§ MATERIAL SHOWN:

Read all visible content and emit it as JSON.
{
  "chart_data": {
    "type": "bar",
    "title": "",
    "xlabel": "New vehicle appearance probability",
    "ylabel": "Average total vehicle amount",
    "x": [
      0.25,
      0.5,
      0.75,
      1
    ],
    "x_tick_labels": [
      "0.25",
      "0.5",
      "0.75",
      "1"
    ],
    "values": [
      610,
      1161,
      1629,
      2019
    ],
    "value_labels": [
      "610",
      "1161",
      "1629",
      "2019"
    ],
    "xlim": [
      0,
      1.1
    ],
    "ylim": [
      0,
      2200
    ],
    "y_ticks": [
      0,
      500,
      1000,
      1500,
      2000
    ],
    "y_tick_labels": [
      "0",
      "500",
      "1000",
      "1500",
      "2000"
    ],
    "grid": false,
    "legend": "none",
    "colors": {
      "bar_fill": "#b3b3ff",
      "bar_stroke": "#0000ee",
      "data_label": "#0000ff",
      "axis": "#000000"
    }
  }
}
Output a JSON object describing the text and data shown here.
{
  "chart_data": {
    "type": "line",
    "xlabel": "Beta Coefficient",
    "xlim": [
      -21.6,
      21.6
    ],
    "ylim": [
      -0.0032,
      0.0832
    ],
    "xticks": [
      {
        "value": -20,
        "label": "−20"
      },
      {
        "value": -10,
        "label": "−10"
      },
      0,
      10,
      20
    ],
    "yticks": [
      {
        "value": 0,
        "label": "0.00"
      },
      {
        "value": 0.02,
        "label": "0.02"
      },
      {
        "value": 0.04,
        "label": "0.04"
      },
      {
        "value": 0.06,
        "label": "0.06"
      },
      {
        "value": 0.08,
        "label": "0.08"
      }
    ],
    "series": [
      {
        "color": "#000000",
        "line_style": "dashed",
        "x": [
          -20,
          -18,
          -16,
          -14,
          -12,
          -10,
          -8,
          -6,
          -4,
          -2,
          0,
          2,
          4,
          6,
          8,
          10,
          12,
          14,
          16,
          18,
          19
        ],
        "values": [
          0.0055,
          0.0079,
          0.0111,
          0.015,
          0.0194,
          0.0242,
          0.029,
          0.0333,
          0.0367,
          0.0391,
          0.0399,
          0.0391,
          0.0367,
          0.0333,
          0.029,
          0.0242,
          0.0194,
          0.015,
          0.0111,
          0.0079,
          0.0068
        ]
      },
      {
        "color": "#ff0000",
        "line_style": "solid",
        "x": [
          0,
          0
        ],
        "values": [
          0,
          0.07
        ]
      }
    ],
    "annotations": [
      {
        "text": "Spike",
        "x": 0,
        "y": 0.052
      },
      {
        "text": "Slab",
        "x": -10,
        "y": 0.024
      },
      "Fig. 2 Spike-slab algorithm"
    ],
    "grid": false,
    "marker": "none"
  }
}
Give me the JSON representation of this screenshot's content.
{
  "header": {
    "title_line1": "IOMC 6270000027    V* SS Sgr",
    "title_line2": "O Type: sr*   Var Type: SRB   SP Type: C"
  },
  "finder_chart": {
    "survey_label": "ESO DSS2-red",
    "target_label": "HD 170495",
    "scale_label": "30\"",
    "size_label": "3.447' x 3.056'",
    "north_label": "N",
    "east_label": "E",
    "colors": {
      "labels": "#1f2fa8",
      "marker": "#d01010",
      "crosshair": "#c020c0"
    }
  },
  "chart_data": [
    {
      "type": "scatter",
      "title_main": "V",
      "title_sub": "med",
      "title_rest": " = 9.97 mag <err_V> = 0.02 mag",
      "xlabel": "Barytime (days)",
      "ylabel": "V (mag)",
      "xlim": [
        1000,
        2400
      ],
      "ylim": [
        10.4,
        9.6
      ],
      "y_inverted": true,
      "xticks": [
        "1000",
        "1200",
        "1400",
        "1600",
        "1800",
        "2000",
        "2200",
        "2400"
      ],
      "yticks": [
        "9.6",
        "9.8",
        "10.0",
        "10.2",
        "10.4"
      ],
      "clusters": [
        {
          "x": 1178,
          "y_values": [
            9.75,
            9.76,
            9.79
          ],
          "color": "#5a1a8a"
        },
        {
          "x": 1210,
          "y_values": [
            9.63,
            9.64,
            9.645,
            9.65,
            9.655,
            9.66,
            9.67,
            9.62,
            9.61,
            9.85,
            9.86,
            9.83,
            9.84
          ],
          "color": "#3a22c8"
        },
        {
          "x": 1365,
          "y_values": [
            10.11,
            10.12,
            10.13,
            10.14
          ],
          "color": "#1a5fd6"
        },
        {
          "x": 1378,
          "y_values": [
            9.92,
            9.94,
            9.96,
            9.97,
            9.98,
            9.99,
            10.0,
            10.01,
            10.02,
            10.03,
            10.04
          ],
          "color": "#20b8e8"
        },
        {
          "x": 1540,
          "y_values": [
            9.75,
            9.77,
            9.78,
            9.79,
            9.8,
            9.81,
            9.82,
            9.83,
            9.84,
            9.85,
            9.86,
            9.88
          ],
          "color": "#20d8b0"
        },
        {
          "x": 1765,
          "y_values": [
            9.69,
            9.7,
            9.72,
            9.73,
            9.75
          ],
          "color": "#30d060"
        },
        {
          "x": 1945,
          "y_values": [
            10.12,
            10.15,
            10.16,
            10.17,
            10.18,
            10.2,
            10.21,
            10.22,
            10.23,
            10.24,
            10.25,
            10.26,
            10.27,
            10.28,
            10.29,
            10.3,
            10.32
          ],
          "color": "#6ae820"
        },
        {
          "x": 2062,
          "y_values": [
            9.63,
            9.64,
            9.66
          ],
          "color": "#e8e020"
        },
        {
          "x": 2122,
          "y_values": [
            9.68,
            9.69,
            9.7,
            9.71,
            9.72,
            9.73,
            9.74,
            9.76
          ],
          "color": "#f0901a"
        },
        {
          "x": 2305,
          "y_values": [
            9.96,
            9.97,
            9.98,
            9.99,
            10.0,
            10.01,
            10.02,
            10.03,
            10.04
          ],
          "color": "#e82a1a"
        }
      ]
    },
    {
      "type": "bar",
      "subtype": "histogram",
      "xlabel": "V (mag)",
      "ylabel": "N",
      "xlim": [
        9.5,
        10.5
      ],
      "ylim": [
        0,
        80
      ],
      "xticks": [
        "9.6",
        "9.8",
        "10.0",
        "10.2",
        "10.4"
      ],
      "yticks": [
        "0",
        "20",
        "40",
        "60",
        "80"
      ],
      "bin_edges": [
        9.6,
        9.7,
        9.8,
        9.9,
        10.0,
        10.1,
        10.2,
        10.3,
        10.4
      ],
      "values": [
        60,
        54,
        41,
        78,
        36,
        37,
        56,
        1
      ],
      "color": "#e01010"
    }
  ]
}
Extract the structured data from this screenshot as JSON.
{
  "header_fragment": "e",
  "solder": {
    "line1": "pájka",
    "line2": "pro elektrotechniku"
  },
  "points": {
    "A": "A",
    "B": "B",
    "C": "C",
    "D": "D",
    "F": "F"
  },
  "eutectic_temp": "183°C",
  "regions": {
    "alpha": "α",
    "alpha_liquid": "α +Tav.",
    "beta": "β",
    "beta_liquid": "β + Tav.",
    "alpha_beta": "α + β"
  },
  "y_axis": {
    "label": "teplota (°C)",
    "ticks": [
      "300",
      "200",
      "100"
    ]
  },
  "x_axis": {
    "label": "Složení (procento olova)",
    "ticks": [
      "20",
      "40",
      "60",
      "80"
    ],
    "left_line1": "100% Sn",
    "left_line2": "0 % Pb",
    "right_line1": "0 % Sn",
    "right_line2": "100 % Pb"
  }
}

§ GIVEN TASK:
Filter the data for the string "text" and copy every line that has it.

§ WRITTEN ANSWER:
Output a JSON object describing the text and data shown here.
        "text": "Spike",
        "text": "Slab",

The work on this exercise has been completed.